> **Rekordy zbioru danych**
====

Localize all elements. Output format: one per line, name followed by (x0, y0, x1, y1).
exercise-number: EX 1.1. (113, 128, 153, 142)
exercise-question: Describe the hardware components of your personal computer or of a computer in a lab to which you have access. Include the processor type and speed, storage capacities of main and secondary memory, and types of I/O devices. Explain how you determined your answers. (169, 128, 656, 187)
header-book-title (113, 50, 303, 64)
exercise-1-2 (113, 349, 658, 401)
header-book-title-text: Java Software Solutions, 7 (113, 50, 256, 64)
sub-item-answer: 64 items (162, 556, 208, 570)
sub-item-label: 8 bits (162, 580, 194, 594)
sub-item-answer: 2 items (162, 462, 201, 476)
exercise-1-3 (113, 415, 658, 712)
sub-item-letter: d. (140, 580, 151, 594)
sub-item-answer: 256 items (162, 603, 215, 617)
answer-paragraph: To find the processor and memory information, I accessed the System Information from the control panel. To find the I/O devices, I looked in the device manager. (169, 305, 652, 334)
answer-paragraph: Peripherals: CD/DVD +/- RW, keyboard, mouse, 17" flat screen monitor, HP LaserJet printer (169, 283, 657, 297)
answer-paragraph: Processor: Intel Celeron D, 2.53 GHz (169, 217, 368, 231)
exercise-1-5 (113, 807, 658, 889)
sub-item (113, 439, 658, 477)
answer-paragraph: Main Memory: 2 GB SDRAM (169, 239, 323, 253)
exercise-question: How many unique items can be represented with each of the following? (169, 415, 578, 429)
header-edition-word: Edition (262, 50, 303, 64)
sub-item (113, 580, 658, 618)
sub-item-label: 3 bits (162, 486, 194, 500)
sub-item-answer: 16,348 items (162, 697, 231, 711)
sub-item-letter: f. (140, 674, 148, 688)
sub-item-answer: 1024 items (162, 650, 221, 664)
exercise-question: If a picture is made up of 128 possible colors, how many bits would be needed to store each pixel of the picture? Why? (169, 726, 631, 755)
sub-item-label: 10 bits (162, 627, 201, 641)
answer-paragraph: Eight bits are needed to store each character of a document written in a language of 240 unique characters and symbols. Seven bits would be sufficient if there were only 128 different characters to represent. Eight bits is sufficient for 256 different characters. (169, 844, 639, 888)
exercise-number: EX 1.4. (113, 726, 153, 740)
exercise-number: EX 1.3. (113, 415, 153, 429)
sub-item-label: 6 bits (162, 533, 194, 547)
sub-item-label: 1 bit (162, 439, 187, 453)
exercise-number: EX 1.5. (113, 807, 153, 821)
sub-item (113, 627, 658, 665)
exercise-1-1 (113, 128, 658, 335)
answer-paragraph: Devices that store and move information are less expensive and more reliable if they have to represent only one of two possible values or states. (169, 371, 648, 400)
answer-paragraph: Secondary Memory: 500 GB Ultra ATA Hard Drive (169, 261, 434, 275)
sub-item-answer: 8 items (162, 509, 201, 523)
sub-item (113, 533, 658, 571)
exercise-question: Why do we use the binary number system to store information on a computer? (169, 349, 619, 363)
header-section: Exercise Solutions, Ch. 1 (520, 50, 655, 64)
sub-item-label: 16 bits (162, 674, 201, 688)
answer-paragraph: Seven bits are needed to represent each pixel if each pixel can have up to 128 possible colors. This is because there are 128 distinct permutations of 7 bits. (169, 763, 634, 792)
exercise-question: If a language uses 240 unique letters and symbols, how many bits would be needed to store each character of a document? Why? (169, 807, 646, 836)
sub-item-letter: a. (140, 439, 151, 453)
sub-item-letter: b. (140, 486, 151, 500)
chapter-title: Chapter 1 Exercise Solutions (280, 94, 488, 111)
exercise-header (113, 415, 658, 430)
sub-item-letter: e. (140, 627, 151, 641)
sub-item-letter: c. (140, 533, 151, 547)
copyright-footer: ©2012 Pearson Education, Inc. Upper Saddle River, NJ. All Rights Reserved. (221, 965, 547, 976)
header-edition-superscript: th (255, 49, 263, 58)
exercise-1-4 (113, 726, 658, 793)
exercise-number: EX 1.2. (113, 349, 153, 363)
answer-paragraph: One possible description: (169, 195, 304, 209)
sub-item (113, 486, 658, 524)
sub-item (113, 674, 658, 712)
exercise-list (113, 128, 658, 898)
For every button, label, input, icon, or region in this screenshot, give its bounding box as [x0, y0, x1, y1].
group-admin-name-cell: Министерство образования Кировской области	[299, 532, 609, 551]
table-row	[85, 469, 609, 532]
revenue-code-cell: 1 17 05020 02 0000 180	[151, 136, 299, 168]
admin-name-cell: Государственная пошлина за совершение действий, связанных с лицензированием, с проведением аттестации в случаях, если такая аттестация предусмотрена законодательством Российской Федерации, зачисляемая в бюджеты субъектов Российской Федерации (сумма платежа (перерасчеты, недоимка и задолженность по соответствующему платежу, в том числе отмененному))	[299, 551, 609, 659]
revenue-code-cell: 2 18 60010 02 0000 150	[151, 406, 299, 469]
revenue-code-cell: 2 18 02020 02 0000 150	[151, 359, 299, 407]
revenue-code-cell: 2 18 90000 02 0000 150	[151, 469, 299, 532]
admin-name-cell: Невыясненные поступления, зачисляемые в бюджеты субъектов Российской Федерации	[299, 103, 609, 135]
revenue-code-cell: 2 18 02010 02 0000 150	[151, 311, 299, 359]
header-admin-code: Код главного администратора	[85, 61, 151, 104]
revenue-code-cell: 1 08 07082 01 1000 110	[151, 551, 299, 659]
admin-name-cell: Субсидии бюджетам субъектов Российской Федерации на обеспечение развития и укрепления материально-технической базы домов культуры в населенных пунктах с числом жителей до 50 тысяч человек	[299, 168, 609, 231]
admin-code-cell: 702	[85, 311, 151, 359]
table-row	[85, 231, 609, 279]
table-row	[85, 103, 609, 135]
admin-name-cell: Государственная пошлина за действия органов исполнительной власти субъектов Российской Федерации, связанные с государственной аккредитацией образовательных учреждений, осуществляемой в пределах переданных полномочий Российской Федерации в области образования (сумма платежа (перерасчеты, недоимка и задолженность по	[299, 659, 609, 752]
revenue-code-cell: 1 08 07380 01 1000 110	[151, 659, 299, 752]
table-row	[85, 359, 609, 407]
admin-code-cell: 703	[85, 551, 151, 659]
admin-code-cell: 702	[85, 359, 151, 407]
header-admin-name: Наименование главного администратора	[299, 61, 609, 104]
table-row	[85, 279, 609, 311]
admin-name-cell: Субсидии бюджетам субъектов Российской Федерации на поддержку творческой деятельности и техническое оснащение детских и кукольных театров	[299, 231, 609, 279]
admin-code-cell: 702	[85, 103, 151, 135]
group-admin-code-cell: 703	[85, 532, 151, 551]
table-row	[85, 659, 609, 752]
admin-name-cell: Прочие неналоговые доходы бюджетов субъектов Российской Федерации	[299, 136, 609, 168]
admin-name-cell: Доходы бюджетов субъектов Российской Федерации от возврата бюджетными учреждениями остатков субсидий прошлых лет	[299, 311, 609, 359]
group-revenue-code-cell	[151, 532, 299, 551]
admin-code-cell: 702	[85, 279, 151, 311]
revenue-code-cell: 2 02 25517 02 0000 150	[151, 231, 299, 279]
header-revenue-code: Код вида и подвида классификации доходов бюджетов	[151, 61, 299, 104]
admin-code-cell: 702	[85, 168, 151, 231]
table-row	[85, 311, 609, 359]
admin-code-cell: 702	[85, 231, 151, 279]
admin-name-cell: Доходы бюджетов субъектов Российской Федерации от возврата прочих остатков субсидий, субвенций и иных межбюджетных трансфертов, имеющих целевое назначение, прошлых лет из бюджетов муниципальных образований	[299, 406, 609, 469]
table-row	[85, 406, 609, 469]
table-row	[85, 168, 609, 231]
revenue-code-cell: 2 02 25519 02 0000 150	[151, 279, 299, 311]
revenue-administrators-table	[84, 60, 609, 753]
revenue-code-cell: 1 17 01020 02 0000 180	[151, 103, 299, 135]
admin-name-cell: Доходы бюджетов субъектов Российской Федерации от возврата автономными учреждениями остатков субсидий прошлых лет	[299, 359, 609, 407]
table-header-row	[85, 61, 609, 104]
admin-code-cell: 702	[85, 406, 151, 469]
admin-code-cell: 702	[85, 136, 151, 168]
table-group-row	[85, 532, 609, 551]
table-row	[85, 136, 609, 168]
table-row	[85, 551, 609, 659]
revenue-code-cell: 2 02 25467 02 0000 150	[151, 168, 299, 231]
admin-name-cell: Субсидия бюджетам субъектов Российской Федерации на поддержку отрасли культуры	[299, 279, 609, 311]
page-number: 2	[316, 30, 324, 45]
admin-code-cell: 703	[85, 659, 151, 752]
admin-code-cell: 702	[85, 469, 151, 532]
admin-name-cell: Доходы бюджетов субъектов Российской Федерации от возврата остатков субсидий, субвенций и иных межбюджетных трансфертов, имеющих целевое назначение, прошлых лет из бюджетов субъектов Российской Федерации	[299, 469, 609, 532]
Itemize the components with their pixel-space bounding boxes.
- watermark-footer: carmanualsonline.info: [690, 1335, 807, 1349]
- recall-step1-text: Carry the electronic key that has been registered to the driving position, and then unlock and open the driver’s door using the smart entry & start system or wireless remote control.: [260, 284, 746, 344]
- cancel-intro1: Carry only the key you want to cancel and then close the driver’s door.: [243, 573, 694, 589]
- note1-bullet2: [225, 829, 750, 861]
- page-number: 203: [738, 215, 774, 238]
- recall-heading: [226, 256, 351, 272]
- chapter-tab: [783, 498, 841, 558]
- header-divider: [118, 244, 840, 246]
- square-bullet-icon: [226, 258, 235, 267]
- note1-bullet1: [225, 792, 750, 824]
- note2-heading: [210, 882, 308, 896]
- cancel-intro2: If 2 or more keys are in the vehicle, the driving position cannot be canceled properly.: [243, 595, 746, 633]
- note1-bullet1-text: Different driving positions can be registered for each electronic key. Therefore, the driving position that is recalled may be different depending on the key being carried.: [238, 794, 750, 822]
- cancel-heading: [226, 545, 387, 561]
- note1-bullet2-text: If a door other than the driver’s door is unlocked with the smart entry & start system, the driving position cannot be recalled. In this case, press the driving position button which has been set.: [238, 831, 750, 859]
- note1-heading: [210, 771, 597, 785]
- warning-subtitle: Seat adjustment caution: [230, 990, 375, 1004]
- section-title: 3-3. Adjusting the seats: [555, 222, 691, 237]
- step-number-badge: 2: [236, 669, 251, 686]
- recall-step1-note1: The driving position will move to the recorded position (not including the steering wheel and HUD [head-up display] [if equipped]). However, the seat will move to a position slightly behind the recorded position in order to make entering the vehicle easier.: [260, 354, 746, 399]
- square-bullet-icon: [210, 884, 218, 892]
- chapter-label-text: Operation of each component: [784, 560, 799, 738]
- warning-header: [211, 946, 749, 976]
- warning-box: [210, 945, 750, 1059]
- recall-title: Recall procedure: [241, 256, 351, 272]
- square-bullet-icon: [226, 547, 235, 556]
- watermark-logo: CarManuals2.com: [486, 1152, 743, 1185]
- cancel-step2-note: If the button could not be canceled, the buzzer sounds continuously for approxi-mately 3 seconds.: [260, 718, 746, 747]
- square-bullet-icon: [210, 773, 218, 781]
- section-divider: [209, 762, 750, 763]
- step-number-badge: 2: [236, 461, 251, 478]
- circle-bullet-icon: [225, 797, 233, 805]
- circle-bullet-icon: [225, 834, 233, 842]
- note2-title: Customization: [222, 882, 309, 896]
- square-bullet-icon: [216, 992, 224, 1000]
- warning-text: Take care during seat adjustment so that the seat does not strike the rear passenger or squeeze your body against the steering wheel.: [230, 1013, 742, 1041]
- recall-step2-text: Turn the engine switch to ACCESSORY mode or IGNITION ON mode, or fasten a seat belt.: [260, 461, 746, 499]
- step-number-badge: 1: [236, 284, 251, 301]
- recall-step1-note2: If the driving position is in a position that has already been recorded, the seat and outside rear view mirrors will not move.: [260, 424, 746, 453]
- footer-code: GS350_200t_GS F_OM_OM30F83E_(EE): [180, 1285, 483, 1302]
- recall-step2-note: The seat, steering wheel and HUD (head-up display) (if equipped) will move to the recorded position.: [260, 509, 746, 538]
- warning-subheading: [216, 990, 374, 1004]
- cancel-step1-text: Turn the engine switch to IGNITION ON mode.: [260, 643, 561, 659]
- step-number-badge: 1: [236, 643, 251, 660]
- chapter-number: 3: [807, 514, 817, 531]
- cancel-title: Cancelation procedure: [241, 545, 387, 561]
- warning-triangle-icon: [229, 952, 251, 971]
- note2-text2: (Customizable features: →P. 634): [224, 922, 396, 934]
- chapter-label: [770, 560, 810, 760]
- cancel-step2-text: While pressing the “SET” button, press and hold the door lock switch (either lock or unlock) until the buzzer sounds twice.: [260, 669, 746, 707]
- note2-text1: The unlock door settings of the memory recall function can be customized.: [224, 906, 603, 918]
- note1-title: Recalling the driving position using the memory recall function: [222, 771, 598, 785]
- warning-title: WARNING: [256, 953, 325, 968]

====

> **ZADANIE DO WYKONANIA**
Wskaż w rekordach powyżej każdy wiersz, w którym występuje ciąg znaków "group", i przepisz te wiersze w całości.

> **ODPOWIEDŹ DO ĆWICZENIA**
group-admin-name-cell: Министерство образования Кировской области	[299, 532, 609, 551]
group-admin-code-cell: 703	[85, 532, 151, 551]
group-revenue-code-cell	[151, 532, 299, 551]
table-group-row	[85, 532, 609, 551]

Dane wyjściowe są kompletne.